● GOAL: Copy, line for line, the part of the items that begins with the line containing "- Bar: [361, 366, 386, 386]" and ends with the line containing "- Bar: [411, 378, 436, 386]", including both of those lines.

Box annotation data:
******************************
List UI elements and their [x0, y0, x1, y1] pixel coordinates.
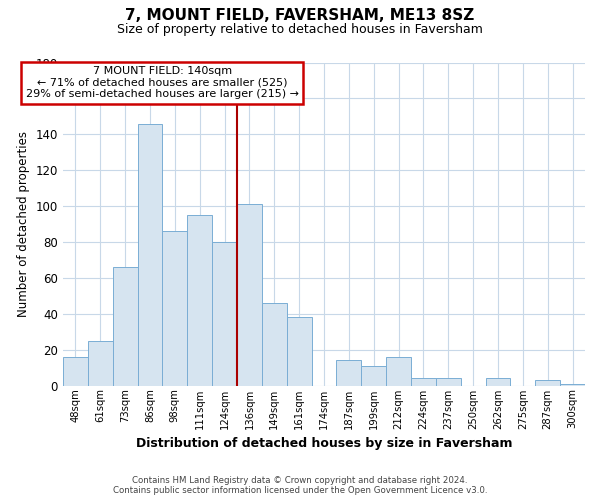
- Bar: [361, 366, 386, 386]
- Bar: [137, 124, 163, 386]
- Bar: [212, 242, 237, 386]
- Bar: [560, 384, 585, 386]
- Bar: [88, 340, 113, 386]
- Bar: [337, 360, 361, 386]
- Text: 7, MOUNT FIELD, FAVERSHAM, ME13 8SZ: 7, MOUNT FIELD, FAVERSHAM, ME13 8SZ: [125, 8, 475, 22]
- Bar: [113, 267, 137, 386]
- Bar: [262, 303, 287, 386]
- Text: Size of property relative to detached houses in Faversham: Size of property relative to detached ho…: [117, 22, 483, 36]
- Bar: [386, 357, 411, 386]
- Bar: [237, 204, 262, 386]
- Bar: [411, 378, 436, 386]
- Bar: [287, 318, 311, 386]
- Bar: [535, 380, 560, 386]
- Text: 7 MOUNT FIELD: 140sqm
← 71% of detached houses are smaller (525)
29% of semi-det: 7 MOUNT FIELD: 140sqm ← 71% of detached …: [26, 66, 299, 100]
- Bar: [163, 231, 187, 386]
- Bar: [187, 215, 212, 386]
- Bar: [485, 378, 511, 386]
- Text: Contains HM Land Registry data © Crown copyright and database right 2024.
Contai: Contains HM Land Registry data © Crown c…: [113, 476, 487, 495]
- X-axis label: Distribution of detached houses by size in Faversham: Distribution of detached houses by size …: [136, 437, 512, 450]
- Bar: [63, 357, 88, 386]
- Y-axis label: Number of detached properties: Number of detached properties: [17, 131, 30, 317]
- Bar: [436, 378, 461, 386]
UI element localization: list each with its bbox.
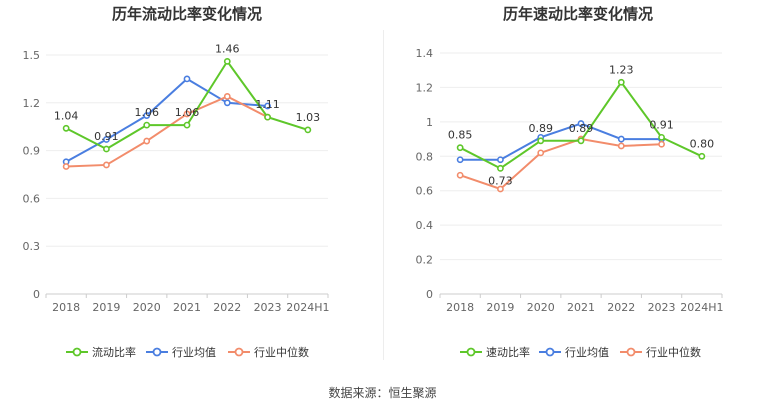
- chart-1: 历年流动比率变化情况 0 0.3 0.6 0.9 1.2 1.5 2018 2019 2020 20…: [23, 5, 330, 359]
- data-point: [103, 161, 110, 169]
- data-point: [456, 171, 464, 179]
- data-point: [183, 121, 191, 129]
- data-point: [103, 145, 110, 153]
- y-tick-label: 0.3: [23, 240, 41, 253]
- data-point: [497, 185, 504, 193]
- y-tick-label: 0.6: [23, 192, 41, 205]
- y-tick-label: 0: [33, 288, 40, 301]
- data-label: 0.85: [448, 129, 473, 142]
- data-point: [617, 135, 625, 143]
- data-label: 1.11: [255, 98, 280, 111]
- legend-marker: [152, 347, 162, 357]
- x-tick-label: 2018: [52, 301, 80, 314]
- data-label: 1.06: [175, 106, 200, 119]
- data-point: [223, 57, 231, 65]
- series-line-2: [65, 77, 268, 163]
- x-tick-label: 2020: [527, 301, 555, 314]
- data-label: 1.06: [134, 106, 159, 119]
- x-tick-label: 2021: [173, 301, 201, 314]
- data-label: 0.91: [94, 130, 119, 143]
- x-tick-label: 2023: [648, 301, 676, 314]
- y-tick-label: 1.5: [23, 49, 41, 62]
- data-label: 0.80: [690, 137, 715, 150]
- series-line-3: [459, 138, 662, 191]
- x-tick-label: 2022: [213, 301, 241, 314]
- legend-label: 流动比率: [92, 345, 136, 359]
- data-point: [103, 136, 110, 143]
- y-tick-label: 0.2: [416, 254, 434, 267]
- chart-2: 历年速动比率变化情况 0 0.2 0.4 0.6 0.8 1 1.2 1.4 2018 2019 20…: [416, 5, 724, 359]
- data-label: 1.23: [609, 63, 634, 76]
- data-point: [183, 75, 191, 83]
- series-line-3: [66, 95, 269, 168]
- data-point: [497, 156, 504, 164]
- y-tick-label: 0.6: [416, 185, 434, 198]
- data-point: [304, 126, 312, 134]
- legend-marker: [234, 347, 244, 357]
- data-label: 0.89: [569, 122, 594, 135]
- data-point: [617, 142, 625, 150]
- x-tick-label: 2023: [254, 301, 282, 314]
- x-tick-label: 2018: [446, 301, 474, 314]
- chart-title: 历年速动比率变化情况: [503, 5, 653, 23]
- data-point: [577, 137, 585, 145]
- legend-marker: [72, 347, 82, 357]
- y-tick-label: 0: [426, 288, 433, 301]
- legend-label: 行业中位数: [646, 345, 701, 359]
- data-point: [658, 133, 665, 141]
- x-tick-label: 2019: [92, 301, 120, 314]
- data-point: [698, 152, 706, 160]
- data-point: [456, 156, 464, 164]
- y-tick-label: 1.2: [23, 97, 41, 110]
- data-point: [143, 112, 151, 119]
- legend-label: 行业中位数: [254, 345, 309, 359]
- panel-divider: [383, 30, 384, 360]
- data-point: [537, 137, 545, 145]
- data-point: [183, 110, 191, 118]
- chart-title: 历年流动比率变化情况: [112, 5, 262, 23]
- data-source: 数据来源：恒生聚源: [328, 386, 437, 400]
- y-tick-label: 0.9: [23, 145, 41, 158]
- legend-label: 行业均值: [172, 346, 216, 359]
- data-point: [456, 144, 464, 152]
- data-point: [264, 113, 271, 121]
- data-label: 1.46: [215, 42, 240, 55]
- data-point: [537, 149, 545, 157]
- data-label: 1.04: [54, 109, 79, 122]
- x-tick-label: 2021: [567, 301, 595, 314]
- y-tick-label: 1.2: [416, 81, 434, 94]
- y-tick-label: 1.4: [416, 47, 434, 60]
- series-line-2: [460, 122, 662, 161]
- x-tick-label: 2024H1: [286, 301, 329, 314]
- y-tick-label: 1: [426, 116, 433, 129]
- legend-label: 速动比率: [486, 345, 530, 359]
- data-point: [223, 99, 231, 107]
- data-label: 0.73: [488, 174, 513, 187]
- x-tick-label: 2022: [607, 301, 635, 314]
- x-tick-label: 2019: [486, 301, 514, 314]
- data-point: [62, 163, 70, 170]
- data-point: [617, 78, 625, 86]
- data-label: 0.89: [528, 122, 553, 135]
- data-point: [143, 137, 151, 145]
- x-tick-label: 2024H1: [680, 301, 723, 314]
- x-tick-label: 2020: [133, 301, 161, 314]
- y-tick-label: 0.8: [416, 150, 434, 163]
- data-point: [497, 164, 504, 172]
- data-point: [264, 102, 271, 110]
- data-point: [143, 121, 151, 129]
- data-point: [223, 93, 231, 100]
- data-point: [62, 124, 70, 132]
- data-label: 0.91: [649, 118, 674, 131]
- legend-marker: [466, 347, 476, 357]
- data-label: 1.03: [296, 111, 321, 124]
- data-point: [658, 140, 665, 148]
- legend-label: 行业均值: [565, 346, 609, 359]
- data-point: [577, 120, 585, 127]
- legend-marker: [545, 347, 555, 357]
- y-tick-label: 0.4: [416, 219, 434, 232]
- legend-marker: [626, 347, 636, 357]
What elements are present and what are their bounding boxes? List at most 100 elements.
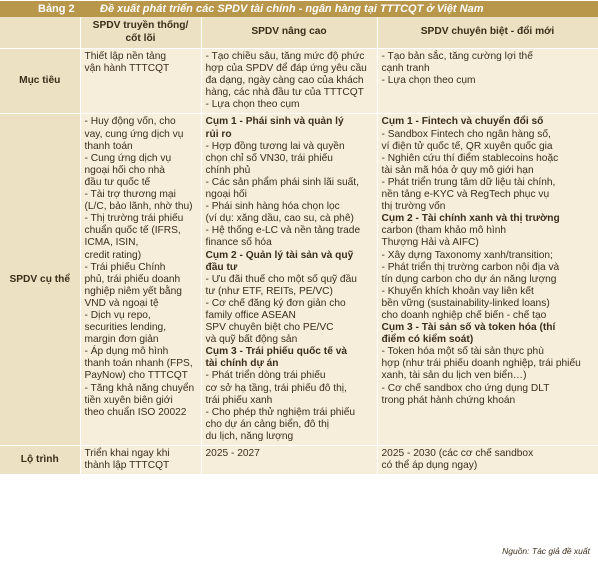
cell-line: rủi ro [205,128,232,140]
cell-line: tín dụng carbon cho dự án năng lượng [381,273,557,285]
cell-line: - Phái sinh hàng hóa chọn lọc [205,201,340,213]
cell-line: - Ưu đãi thuế cho một số quỹ đầu [205,273,357,285]
cell-line: - Tài trợ thương mại [84,189,176,201]
cell-line: SPV chuyên biệt cho PE/VC [205,322,334,334]
cell-line: - Cơ chế đăng ký đơn giản cho [205,297,346,309]
cell-line: Cụm 1 - Phái sinh và quản lý [205,116,344,128]
row-products: SPDV cụ thể - Huy động vốn, cho vay, cung… [0,113,598,446]
cell-line: Thượng Hải và AIFC) [381,237,479,249]
cell-line: - Thị trường trái phiếu [84,213,184,225]
cell-line: Triển khai ngay khi [84,448,170,459]
cell-line: - Huy động vốn, cho [84,116,176,128]
cell-line: - Token hóa một số tài sản thực phù [381,346,544,358]
products-advanced-cell: Cụm 1 - Phái sinh và quản lý rủi ro - Hợp … [201,113,378,446]
header-empty-cell [0,17,81,49]
cell-line: Cụm 3 - Tài sản số và token hóa (thí [381,322,556,334]
cell-line: xanh, tài sản du lịch ven biển…) [381,370,527,382]
cell-line: family office ASEAN [205,309,296,321]
cell-line: ví điện tử quốc tế, QR xuyên quốc gia [381,140,553,152]
cell-line: hợp (như trái phiếu doanh nghiệp, trái p… [381,358,581,370]
cell-line: securities lending, [84,322,167,334]
cell-line: trong phát hành chứng khoán [381,394,516,406]
row-roadmap: Lộ trình Triển khai ngay khi thành lập TT… [0,445,598,476]
cell-line: - Lựa chọn theo cụm [205,99,300,111]
header-specialized: SPDV chuyên biệt - đổi mới [377,17,598,49]
cell-line: cho dự án cảng biển, đô thị [205,418,330,430]
cell-line: - Phát triển trung tâm dữ liệu tài chính… [381,176,556,188]
cell-line: điểm có kiểm soát) [381,334,474,346]
products-specialized-cell: Cụm 1 - Fintech và chuyển đổi số - Sandbo… [377,113,598,446]
cell-line: - Phát triển thị trường carbon nội địa v… [381,261,560,273]
cell-line: PayNow) cho TTTCQT [84,370,188,382]
cell-line: hàng, các nhà đầu tư của TTTCQT [205,87,364,99]
cell-line: 2025 - 2027 [205,448,260,459]
cell-line: chọn chỉ số VN30, trái phiếu [205,152,333,164]
header-row: SPDV truyền thống/ cốt lõi SPDV nâng cao… [0,17,598,49]
cell-line: cạnh tranh [381,63,430,75]
roadmap-advanced-cell: 2025 - 2027 [201,445,378,476]
cell-line: margin đơn giản [84,334,159,346]
cell-line: phủ, trái phiếu doanh [84,273,181,285]
objective-specialized-cell: - Tạo bản sắc, tăng cường lợi thế cạnh tr… [377,48,598,115]
objective-advanced-cell: - Tạo chiều sâu, tăng mức độ phức hợp của… [201,48,378,115]
cell-line: - Cơ chế sandbox cho ứng dụng DLT [381,382,550,394]
cell-line: thanh toán [84,140,133,152]
cell-line: thành lập TTTCQT [84,460,170,472]
cell-line: carbon (tham khảo mô hình [381,225,507,237]
cell-line: - Hệ thống e-LC và nền tảng trade [205,225,361,237]
cell-line: ngoại hối cho nhà [84,164,165,176]
cell-line: cơ sở hạ tầng, trái phiếu đô thị, [205,382,347,394]
roadmap-traditional-cell: Triển khai ngay khi thành lập TTTCQT [80,445,202,476]
cell-line: theo chuẩn ISO 20022 [84,406,187,418]
cell-line: có thể áp dụng ngay) [381,460,478,472]
cell-line: - Xây dựng Taxonomy xanh/transition; [381,249,553,261]
cell-line: - Phát triển dòng trái phiếu [205,370,326,382]
cell-line: VND và ngoại tệ [84,297,159,309]
row-objective: Mục tiêu Thiết lập nền tảng vận hành TTTC… [0,48,598,115]
cell-line: cho doanh nghiệp chế biến - chế tạo [381,309,547,321]
cell-line: bền vững (sustainability-linked loans) [381,297,550,309]
row-label-objective: Mục tiêu [0,48,81,115]
cell-line: - Các sản phẩm phái sinh lãi suất, [205,176,359,188]
header-advanced: SPDV nâng cao [201,17,378,49]
cell-line: đầu tư quốc tế [84,176,151,188]
cell-line: tài sản mã hóa ở quy mô giới hạn [381,164,534,176]
cell-line: - Hợp đồng tương lai và quyền [205,140,345,152]
cell-line: tiền xuyên biên giới [84,394,173,406]
cell-line: tư (như ETF, REITs, PE/VC) [205,285,333,297]
cell-line: tài chính dự án [205,358,279,370]
cell-line: ICMA, ISIN, [84,237,139,249]
cell-line: Cụm 2 - Quản lý tài sản và quỹ [205,249,354,261]
cell-line: chính phủ [205,164,251,176]
cell-line: - Khuyến khích khoản vay liên kết [381,285,534,297]
cell-line: (ví dụ: xăng dầu, cao su, cà phê) [205,213,354,225]
cell-line: hợp của SPDV để đáp ứng yêu cầu [205,63,367,75]
source-note: Nguồn: Tác giả đề xuất [502,546,590,556]
cell-line: credit rating) [84,249,142,261]
cell-line: Thiết lập nền tảng [84,51,167,62]
cell-line: - Dịch vụ repo, [84,309,151,321]
header-traditional: SPDV truyền thống/ cốt lõi [80,17,202,49]
cell-line: - Trái phiếu Chính [84,261,166,273]
cell-line: Cụm 3 - Trái phiếu quốc tế và [205,346,348,358]
cell-line: - Sandbox Fintech cho ngân hàng số, [381,128,551,140]
row-label-products: SPDV cụ thể [0,113,81,446]
cell-line: 2025 - 2030 (các cơ chế sandbox [381,448,534,459]
cell-line: Cụm 1 - Fintech và chuyển đổi số [381,116,544,128]
cell-line: - Tăng khả năng chuyển [84,382,195,394]
cell-line: (L/C, bảo lãnh, nhờ thu) [84,201,193,213]
cell-line: vay, cung ứng dịch vụ [84,128,184,140]
cell-line: đầu tư [205,261,238,273]
cell-line: thị trường vốn [381,201,446,213]
cell-line: đa dạng, ngày càng cao của khách [205,75,364,87]
cell-line: ngoại hối [205,189,247,201]
cell-line: thanh toán nhanh (FPS, [84,358,193,370]
table-title-bar: Bảng 2 Đề xuất phát triển các SPDV tài c… [0,1,598,17]
cell-line: - Áp dụng mô hình [84,346,169,358]
cell-line: - Nghiên cứu thí điểm stablecoins hoặc [381,152,559,164]
products-traditional-cell: - Huy động vốn, cho vay, cung ứng dịch vụ… [80,113,202,446]
objective-traditional-cell: Thiết lập nền tảng vận hành TTTCQT [80,48,202,115]
cell-line: vận hành TTTCQT [84,63,170,75]
cell-line: nghiệp niêm yết bằng [84,285,182,297]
******************************
● FULL RESPONSE:
- Bar: [361, 366, 386, 386]
- Bar: [137, 124, 163, 386]
- Bar: [212, 242, 237, 386]
- Bar: [560, 384, 585, 386]
- Bar: [88, 340, 113, 386]
- Bar: [337, 360, 361, 386]
- Text: 7, MOUNT FIELD, FAVERSHAM, ME13 8SZ: 7, MOUNT FIELD, FAVERSHAM, ME13 8SZ: [125, 8, 475, 22]
- Bar: [113, 267, 137, 386]
- Bar: [262, 303, 287, 386]
- Text: Size of property relative to detached houses in Faversham: Size of property relative to detached ho…: [117, 22, 483, 36]
- Bar: [386, 357, 411, 386]
- Bar: [237, 204, 262, 386]
- Bar: [411, 378, 436, 386]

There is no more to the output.